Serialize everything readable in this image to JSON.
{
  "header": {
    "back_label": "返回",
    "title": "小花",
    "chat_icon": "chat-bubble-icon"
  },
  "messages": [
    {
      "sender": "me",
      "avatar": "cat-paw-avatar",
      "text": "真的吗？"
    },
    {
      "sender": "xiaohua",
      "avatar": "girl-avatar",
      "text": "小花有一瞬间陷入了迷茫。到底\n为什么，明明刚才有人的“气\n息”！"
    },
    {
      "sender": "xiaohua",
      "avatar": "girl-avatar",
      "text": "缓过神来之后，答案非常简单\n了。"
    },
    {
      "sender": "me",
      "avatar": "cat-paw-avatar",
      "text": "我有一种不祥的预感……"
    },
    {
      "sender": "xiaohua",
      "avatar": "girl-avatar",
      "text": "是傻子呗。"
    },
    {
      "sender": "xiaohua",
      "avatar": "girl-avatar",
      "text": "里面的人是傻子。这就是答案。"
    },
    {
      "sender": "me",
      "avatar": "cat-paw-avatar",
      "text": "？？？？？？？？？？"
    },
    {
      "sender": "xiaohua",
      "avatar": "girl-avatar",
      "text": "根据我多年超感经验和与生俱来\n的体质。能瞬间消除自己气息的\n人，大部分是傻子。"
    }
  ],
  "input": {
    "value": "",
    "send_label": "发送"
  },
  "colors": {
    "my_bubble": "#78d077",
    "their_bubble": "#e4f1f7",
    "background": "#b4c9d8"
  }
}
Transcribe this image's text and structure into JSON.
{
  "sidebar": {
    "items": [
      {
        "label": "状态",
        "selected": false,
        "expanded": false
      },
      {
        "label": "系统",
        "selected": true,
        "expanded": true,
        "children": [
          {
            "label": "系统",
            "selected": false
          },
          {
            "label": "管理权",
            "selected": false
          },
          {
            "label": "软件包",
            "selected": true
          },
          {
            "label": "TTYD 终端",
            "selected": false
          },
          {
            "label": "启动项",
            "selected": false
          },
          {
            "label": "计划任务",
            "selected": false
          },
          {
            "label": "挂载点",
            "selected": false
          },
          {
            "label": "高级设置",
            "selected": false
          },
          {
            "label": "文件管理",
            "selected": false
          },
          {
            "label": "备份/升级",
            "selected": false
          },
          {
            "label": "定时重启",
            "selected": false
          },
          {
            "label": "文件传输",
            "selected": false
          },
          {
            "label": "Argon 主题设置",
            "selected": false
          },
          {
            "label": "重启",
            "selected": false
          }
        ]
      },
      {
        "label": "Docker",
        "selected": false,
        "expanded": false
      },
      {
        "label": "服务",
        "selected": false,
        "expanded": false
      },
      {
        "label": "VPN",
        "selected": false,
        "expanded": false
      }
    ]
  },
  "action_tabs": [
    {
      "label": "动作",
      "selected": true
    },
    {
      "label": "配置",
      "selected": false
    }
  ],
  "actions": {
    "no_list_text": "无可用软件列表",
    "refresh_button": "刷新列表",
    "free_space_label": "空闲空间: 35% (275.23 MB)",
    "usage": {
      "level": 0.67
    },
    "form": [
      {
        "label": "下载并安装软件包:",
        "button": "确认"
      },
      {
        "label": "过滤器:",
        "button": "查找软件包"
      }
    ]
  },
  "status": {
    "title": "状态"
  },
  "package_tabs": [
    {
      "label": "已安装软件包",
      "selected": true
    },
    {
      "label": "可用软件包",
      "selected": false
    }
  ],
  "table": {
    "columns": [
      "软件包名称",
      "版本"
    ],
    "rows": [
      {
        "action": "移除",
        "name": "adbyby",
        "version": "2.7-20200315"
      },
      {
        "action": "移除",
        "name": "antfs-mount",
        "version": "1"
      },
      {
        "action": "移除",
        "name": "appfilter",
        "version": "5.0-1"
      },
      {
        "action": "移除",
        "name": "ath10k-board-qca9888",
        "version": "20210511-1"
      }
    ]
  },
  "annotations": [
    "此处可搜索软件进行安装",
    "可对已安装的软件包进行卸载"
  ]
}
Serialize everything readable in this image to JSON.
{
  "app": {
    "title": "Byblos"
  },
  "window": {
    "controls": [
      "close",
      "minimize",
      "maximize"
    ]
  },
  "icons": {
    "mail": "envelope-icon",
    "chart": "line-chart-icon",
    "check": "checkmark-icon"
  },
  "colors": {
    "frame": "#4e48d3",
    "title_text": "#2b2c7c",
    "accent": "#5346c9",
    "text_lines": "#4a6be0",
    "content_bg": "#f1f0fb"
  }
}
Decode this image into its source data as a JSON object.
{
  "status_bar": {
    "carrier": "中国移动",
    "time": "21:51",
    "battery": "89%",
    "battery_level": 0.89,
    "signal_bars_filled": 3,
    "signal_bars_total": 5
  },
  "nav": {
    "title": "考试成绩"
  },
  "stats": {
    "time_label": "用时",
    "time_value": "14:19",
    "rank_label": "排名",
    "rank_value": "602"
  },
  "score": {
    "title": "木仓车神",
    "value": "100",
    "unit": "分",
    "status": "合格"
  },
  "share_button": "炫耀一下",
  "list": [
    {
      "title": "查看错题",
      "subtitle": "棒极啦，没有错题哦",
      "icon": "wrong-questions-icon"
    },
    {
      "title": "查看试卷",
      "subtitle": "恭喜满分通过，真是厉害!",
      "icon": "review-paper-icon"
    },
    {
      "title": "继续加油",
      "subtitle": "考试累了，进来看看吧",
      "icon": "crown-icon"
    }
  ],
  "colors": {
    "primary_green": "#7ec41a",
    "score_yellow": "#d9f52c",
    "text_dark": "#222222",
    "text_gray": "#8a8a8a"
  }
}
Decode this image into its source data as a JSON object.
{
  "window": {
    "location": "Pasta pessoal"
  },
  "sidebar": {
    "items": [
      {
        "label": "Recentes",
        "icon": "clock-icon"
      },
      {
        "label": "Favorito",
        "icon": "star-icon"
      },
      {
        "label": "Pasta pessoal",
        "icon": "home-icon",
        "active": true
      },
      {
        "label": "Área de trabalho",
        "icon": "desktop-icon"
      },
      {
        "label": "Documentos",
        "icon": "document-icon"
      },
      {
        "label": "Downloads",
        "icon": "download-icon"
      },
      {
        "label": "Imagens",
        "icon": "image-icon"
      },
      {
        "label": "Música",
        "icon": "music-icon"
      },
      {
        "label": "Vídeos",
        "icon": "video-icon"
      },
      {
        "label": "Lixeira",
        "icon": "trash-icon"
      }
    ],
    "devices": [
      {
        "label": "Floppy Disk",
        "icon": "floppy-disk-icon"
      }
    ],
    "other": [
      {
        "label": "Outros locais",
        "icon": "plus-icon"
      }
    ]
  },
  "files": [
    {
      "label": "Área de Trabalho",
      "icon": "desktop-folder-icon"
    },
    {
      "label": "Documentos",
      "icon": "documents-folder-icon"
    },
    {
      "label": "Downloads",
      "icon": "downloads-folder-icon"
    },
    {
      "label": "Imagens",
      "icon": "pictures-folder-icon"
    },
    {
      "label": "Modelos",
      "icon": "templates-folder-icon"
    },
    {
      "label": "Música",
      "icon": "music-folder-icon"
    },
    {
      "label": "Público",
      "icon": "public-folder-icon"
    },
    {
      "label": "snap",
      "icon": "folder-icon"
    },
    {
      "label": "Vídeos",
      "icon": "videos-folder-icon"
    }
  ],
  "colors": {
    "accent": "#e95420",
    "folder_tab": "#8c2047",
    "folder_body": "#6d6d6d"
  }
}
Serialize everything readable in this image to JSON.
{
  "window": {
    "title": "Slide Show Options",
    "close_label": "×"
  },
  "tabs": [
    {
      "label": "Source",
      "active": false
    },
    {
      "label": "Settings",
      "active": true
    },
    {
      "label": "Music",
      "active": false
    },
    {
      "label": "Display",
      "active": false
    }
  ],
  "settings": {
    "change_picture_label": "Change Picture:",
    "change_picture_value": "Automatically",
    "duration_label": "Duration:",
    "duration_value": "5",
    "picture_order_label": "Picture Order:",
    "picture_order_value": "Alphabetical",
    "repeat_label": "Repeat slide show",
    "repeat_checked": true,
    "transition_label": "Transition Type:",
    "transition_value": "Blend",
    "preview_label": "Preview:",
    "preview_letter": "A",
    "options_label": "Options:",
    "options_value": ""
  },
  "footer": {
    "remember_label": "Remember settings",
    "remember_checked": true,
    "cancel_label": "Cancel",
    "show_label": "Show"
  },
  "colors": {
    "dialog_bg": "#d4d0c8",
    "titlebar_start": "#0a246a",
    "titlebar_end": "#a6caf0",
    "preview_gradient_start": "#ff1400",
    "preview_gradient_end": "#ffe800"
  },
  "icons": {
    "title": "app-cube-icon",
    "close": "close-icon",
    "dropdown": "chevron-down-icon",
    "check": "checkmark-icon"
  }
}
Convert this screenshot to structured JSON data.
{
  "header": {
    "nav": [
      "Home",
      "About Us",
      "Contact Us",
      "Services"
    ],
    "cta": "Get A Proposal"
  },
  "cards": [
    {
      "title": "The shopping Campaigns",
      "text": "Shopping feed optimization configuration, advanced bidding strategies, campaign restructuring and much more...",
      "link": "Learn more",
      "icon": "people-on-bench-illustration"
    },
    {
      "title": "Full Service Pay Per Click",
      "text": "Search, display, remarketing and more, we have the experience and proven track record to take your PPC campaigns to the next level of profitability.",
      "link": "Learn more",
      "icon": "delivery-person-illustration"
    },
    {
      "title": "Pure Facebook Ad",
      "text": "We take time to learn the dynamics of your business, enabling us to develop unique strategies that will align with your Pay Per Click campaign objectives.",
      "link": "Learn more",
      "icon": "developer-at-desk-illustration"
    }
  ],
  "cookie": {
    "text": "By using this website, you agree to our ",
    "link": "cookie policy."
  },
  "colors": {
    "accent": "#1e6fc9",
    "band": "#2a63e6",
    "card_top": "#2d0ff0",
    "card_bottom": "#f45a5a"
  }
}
□ □ □
**AIM**
Report the number of lines in the listing where the string "version" appears, and nothing besides.

**FINAL RESULT**
4